PROBLEM STATEMENT: Pull out every line containing the string "Accountable".

## Start DATA TO PROCESS

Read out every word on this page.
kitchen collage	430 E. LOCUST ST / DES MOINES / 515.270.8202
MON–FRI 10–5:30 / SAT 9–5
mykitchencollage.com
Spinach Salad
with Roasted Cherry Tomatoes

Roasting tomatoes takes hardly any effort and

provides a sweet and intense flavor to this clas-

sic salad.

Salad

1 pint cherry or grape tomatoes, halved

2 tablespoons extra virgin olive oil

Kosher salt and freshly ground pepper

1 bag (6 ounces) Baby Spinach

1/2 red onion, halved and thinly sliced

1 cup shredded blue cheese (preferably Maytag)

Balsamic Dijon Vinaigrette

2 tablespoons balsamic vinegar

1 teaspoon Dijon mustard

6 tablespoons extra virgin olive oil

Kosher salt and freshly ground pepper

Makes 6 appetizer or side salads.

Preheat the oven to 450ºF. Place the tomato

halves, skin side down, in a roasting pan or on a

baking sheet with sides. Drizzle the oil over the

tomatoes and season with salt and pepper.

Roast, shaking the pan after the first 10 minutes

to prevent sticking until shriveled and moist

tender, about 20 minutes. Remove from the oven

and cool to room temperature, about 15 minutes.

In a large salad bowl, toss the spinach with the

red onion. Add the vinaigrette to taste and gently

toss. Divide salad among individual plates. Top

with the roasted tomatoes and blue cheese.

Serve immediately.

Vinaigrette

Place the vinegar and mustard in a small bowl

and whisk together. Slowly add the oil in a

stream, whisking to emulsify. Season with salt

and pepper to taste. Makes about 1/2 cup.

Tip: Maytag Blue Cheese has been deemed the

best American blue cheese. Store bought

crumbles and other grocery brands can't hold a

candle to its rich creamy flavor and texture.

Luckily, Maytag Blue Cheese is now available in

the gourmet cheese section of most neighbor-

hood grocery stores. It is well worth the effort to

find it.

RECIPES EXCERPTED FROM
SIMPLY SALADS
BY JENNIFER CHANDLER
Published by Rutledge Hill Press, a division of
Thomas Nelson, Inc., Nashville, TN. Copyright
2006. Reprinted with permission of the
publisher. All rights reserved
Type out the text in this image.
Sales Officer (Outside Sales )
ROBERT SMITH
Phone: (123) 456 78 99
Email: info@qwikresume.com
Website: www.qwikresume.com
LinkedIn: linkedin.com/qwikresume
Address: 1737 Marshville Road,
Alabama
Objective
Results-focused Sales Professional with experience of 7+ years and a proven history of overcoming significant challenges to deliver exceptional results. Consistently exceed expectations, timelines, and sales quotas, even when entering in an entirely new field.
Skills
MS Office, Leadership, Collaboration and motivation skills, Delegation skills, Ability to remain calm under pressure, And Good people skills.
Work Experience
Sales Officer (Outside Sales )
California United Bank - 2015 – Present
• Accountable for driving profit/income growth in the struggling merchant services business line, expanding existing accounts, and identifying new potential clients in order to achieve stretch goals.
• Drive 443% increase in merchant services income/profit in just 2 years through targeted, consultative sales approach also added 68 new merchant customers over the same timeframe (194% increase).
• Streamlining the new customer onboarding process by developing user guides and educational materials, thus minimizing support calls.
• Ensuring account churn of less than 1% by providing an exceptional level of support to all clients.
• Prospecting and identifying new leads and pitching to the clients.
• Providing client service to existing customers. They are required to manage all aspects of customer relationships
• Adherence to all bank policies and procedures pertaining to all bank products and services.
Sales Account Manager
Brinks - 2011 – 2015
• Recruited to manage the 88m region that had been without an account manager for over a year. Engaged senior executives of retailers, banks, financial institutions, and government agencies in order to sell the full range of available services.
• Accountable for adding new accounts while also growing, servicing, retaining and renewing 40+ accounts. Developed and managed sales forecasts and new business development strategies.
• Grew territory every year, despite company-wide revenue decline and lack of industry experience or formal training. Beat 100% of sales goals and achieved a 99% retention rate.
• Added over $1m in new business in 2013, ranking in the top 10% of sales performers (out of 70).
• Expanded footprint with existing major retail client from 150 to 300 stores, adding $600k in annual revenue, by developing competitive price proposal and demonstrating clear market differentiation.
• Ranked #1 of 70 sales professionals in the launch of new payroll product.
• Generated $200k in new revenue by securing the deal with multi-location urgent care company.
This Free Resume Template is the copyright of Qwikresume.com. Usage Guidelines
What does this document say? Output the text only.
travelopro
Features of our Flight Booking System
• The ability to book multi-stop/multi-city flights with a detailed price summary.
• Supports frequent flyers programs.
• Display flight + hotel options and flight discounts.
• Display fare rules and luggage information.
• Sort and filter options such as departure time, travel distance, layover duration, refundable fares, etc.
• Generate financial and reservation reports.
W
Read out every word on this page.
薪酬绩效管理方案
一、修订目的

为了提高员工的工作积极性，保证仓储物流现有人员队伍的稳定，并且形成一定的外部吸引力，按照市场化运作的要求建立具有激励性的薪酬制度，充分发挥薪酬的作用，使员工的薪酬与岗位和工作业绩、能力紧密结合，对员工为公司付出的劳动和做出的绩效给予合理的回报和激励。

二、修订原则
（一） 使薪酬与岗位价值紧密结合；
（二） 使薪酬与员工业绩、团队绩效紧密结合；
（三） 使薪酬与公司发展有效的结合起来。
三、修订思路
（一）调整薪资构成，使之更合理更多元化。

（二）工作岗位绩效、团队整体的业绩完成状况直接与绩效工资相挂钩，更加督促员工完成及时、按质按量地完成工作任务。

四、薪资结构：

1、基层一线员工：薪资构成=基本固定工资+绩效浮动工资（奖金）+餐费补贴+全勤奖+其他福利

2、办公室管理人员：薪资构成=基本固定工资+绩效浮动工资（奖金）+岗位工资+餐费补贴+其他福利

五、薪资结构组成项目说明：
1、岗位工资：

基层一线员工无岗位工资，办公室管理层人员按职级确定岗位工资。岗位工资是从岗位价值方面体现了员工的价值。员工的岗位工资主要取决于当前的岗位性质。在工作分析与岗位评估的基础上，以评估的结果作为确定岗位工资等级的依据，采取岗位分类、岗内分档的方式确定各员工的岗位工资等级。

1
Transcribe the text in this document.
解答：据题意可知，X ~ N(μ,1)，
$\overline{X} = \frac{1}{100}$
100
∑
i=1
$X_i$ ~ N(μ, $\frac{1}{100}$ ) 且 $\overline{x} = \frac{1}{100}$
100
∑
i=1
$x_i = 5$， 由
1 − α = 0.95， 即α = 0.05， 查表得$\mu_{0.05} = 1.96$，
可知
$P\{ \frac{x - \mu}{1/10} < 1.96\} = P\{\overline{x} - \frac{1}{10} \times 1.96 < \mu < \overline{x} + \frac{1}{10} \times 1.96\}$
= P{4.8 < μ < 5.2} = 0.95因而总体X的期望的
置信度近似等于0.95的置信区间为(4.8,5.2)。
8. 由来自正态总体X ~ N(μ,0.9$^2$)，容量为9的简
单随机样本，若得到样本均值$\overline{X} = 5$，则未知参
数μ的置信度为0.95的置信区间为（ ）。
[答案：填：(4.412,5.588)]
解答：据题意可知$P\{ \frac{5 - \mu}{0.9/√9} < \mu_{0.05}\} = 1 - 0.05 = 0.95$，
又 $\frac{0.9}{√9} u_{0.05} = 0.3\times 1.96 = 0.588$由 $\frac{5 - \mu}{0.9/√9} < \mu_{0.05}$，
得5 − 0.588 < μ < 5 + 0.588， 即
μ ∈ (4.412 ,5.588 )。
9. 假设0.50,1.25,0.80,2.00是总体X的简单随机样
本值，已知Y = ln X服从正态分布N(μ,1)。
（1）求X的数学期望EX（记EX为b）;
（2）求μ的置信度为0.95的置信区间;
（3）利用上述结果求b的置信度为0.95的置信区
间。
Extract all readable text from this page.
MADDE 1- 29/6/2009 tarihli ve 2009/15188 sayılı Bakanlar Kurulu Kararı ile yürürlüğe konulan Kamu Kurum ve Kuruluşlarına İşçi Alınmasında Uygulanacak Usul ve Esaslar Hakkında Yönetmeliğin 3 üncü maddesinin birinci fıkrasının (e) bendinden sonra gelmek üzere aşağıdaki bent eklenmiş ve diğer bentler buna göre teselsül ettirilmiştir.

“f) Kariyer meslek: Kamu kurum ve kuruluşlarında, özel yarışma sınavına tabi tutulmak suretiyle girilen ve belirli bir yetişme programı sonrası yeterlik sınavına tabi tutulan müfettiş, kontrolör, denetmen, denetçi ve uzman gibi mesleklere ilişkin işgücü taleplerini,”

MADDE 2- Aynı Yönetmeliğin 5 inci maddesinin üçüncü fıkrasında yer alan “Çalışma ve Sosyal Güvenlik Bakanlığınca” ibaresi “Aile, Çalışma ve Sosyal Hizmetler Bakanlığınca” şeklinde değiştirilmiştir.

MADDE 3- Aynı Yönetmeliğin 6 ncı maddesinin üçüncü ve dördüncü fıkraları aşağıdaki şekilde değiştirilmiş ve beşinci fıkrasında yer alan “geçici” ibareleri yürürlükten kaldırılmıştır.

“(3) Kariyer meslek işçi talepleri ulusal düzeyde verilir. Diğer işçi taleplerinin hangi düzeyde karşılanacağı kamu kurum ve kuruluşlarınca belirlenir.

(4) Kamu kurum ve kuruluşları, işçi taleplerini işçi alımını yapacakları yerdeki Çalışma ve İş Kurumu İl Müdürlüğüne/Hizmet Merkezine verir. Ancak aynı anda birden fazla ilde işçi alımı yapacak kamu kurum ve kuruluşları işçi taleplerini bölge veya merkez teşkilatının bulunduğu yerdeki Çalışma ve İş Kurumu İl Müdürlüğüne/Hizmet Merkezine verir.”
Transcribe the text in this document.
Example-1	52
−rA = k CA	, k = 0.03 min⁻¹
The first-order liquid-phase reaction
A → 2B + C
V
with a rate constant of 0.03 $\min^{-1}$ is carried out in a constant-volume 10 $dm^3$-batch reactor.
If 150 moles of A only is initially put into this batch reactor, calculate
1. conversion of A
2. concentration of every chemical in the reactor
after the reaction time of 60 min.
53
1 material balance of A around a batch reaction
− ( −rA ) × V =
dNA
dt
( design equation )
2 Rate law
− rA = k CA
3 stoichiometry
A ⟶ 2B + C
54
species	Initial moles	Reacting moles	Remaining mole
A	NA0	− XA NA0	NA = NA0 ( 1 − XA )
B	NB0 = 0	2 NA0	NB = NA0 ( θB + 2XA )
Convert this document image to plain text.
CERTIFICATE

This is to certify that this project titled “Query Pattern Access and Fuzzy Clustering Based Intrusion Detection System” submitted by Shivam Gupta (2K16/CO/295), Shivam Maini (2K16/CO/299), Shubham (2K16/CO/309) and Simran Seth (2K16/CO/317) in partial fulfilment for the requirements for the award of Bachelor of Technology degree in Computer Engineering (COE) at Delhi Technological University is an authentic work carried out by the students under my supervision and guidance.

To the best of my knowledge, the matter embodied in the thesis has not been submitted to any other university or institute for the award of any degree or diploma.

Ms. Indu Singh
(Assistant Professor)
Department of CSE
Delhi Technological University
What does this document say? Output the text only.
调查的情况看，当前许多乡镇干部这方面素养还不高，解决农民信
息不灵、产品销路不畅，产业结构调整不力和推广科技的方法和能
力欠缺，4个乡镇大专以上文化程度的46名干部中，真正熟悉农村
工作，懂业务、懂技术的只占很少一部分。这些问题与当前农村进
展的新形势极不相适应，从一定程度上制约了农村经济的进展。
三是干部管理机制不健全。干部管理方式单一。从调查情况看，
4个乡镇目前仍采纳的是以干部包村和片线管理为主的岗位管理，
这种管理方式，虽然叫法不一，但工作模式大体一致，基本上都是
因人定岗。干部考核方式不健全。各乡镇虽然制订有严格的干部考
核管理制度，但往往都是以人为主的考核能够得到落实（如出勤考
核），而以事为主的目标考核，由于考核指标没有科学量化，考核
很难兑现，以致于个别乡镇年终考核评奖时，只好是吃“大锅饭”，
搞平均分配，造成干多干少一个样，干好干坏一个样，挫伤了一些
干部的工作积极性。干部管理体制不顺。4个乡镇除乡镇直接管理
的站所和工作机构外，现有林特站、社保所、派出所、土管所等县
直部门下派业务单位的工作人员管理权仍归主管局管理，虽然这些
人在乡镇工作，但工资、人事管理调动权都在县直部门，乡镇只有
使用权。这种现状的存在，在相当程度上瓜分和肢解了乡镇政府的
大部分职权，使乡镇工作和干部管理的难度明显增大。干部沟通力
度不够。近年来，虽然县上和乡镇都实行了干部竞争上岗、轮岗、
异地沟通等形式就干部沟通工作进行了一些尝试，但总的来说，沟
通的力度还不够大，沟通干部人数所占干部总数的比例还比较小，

## End DATA TO PROCESS

TASK RESULT:
• Accountable for driving profit/income growth in the struggling merchant services business line, expanding existing accounts, and identifying new potential clients in order to achieve stretch goals.
• Accountable for adding new accounts while also growing, servicing, retaining and renewing 40+ accounts. Developed and managed sales forecasts and new business development strategies.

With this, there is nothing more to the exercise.